*INPUT:*
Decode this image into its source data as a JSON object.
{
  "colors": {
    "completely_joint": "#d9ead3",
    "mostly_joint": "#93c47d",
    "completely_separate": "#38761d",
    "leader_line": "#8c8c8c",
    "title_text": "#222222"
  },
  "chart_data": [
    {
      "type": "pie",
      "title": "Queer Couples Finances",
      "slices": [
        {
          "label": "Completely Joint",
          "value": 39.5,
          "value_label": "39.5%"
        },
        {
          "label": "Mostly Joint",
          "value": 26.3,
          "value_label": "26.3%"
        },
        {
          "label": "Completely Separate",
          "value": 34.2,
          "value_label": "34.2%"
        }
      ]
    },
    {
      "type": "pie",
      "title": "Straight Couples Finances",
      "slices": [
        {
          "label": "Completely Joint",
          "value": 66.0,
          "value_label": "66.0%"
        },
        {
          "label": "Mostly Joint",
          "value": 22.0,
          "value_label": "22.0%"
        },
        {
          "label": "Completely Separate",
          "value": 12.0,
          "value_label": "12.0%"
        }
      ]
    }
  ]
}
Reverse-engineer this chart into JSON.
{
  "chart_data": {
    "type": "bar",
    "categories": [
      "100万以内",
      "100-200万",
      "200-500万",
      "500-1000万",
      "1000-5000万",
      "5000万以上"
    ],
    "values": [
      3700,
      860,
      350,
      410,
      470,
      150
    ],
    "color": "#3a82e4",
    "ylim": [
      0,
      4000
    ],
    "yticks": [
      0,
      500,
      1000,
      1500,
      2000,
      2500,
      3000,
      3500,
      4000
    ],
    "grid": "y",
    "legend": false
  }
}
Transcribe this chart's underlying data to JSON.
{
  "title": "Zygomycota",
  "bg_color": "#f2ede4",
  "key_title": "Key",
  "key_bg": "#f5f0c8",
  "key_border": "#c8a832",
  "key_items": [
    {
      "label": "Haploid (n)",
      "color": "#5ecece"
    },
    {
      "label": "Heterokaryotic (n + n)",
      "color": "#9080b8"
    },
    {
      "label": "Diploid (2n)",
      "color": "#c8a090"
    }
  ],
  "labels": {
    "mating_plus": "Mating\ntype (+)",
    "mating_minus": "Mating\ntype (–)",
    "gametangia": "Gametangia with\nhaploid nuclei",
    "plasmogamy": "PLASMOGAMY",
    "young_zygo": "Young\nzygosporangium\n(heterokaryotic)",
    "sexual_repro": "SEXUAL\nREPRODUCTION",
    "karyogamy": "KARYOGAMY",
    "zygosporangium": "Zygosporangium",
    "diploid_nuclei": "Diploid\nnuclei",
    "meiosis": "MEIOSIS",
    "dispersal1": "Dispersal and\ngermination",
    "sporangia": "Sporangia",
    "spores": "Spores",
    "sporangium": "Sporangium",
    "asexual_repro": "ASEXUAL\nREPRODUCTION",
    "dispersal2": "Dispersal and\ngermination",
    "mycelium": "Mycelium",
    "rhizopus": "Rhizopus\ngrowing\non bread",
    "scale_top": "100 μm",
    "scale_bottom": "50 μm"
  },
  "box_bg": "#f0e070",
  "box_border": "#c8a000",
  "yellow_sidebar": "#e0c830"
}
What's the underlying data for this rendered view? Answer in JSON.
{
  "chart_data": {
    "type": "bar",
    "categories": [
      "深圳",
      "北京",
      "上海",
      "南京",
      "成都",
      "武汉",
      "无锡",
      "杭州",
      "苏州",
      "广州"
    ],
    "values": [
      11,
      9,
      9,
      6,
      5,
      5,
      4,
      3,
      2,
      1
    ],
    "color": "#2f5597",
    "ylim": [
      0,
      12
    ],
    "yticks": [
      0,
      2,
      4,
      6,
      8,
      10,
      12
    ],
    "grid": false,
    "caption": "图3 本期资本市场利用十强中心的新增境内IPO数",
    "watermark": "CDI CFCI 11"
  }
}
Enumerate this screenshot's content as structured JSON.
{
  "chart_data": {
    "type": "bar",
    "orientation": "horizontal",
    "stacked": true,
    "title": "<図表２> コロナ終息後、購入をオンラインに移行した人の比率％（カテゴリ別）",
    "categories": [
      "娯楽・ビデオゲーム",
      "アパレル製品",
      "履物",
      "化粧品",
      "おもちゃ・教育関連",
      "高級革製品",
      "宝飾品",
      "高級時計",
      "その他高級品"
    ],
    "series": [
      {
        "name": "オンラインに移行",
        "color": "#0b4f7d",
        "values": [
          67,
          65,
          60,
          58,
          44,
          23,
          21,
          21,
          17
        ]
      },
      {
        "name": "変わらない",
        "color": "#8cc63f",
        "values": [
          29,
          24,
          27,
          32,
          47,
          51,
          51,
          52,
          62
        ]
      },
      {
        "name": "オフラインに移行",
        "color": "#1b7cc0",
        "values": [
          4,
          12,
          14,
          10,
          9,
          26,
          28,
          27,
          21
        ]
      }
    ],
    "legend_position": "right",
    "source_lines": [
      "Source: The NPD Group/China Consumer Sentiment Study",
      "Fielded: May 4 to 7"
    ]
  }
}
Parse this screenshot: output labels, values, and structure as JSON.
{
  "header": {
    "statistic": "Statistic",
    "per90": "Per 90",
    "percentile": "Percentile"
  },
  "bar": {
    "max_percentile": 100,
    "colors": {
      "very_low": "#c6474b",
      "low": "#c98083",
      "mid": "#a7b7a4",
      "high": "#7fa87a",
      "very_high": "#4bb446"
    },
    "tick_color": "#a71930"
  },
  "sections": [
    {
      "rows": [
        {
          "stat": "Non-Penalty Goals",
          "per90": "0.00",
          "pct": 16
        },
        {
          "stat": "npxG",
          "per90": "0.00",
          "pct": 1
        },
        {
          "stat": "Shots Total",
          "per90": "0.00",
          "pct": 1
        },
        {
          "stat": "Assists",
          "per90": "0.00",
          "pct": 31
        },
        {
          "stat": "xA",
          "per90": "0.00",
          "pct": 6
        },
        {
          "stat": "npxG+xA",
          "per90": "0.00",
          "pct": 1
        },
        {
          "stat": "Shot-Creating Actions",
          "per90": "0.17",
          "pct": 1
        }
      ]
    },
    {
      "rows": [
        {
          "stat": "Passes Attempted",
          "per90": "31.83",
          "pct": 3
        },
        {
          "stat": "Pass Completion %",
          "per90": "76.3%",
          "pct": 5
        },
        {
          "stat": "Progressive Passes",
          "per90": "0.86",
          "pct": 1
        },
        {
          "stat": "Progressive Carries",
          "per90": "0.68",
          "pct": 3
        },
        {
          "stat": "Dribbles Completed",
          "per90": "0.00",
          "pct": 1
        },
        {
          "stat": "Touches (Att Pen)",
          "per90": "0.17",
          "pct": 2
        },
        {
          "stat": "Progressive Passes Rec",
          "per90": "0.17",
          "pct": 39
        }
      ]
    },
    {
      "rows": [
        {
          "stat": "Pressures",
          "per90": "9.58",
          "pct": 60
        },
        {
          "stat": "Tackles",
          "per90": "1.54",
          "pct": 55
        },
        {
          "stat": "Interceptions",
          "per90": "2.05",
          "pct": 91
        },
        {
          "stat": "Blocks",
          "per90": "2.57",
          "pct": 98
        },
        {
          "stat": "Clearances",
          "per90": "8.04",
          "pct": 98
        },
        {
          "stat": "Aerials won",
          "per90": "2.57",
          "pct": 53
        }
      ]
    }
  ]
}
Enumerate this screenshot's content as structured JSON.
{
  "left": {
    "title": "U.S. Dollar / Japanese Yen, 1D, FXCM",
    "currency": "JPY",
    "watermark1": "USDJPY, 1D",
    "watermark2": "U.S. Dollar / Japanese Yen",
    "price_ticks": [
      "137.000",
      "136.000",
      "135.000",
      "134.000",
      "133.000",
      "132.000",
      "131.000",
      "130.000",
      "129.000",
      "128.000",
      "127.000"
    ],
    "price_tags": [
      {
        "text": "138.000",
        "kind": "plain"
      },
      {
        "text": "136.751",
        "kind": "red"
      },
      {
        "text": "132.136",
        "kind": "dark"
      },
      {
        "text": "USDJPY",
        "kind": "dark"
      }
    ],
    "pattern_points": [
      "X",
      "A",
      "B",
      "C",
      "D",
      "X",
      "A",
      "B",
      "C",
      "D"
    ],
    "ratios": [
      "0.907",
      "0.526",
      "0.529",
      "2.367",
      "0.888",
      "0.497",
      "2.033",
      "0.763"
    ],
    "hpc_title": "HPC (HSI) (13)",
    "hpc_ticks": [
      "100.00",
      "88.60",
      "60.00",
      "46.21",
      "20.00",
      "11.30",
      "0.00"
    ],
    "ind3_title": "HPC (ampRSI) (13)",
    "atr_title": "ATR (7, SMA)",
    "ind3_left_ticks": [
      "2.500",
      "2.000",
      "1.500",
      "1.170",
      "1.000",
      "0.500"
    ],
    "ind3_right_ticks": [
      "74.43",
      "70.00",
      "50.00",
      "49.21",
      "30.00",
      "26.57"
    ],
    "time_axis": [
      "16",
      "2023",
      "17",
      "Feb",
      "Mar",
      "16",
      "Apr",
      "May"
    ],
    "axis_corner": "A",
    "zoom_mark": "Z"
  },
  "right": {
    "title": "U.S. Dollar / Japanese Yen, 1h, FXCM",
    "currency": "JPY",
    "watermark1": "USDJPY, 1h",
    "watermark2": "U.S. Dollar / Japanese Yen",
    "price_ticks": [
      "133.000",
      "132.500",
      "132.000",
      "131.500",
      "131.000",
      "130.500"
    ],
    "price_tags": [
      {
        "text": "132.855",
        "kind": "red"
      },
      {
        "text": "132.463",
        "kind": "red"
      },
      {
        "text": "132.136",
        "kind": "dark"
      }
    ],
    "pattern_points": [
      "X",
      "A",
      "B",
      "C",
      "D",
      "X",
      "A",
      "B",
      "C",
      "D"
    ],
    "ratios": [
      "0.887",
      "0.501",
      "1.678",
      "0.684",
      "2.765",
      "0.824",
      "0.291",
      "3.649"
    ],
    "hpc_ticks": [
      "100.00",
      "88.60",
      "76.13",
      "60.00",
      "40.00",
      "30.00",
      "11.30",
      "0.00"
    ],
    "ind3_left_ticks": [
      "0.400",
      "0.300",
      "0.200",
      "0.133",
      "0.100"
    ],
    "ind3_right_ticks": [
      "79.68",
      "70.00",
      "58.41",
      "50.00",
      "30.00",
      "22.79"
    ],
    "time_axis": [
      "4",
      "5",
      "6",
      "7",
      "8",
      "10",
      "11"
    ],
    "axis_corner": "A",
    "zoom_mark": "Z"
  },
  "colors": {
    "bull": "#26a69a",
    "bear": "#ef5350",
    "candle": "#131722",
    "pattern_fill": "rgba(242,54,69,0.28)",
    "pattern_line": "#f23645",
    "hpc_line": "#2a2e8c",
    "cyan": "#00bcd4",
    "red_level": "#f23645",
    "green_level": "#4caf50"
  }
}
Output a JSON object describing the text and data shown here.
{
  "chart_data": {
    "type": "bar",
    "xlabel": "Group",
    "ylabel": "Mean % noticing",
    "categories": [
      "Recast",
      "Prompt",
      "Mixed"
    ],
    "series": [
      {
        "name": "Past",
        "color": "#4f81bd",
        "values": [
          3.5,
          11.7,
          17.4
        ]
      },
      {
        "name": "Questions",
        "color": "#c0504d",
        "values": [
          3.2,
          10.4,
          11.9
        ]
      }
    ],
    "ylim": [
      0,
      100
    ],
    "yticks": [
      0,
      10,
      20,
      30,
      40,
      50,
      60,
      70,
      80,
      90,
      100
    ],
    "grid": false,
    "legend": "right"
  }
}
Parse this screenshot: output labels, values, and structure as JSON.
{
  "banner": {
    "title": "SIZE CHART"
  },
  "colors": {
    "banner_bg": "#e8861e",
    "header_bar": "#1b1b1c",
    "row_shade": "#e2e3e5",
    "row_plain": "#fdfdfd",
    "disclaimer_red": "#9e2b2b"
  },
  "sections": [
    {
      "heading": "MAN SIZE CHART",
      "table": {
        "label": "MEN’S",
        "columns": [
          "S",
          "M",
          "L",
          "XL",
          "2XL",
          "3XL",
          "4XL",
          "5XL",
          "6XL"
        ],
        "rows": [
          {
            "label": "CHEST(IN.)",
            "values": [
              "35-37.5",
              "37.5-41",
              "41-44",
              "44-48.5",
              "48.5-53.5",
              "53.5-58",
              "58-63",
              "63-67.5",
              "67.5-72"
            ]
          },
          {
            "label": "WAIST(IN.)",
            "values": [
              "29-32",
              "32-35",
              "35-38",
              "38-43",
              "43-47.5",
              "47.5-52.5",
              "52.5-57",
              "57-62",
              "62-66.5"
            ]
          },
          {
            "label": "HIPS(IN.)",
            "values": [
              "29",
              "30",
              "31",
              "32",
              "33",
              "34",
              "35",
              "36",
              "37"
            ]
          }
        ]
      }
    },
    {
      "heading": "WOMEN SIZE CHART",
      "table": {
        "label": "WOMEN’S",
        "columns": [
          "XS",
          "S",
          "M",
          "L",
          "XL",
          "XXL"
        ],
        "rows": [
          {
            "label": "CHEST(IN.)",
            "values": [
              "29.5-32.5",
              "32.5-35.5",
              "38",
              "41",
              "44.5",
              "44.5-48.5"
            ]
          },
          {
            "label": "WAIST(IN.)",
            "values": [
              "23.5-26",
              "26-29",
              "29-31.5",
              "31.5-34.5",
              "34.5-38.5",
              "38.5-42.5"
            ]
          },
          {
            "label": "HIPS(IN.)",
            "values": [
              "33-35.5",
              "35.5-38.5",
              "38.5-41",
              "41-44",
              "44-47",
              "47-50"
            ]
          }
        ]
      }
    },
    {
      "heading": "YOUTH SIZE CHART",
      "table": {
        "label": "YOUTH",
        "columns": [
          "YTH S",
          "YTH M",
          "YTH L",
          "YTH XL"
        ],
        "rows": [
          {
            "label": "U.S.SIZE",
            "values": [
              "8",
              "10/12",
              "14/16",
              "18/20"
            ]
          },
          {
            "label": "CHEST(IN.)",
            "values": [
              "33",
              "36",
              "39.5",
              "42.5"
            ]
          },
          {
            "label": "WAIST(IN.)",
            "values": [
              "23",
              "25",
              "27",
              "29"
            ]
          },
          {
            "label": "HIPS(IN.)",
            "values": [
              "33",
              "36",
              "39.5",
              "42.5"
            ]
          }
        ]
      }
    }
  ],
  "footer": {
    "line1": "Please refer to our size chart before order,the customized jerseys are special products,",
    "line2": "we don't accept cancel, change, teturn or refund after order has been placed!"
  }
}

*EXERCISE:* What is the number of lines that hold the string "Dollar"? Give it alone.

*FINAL RESULT:* 4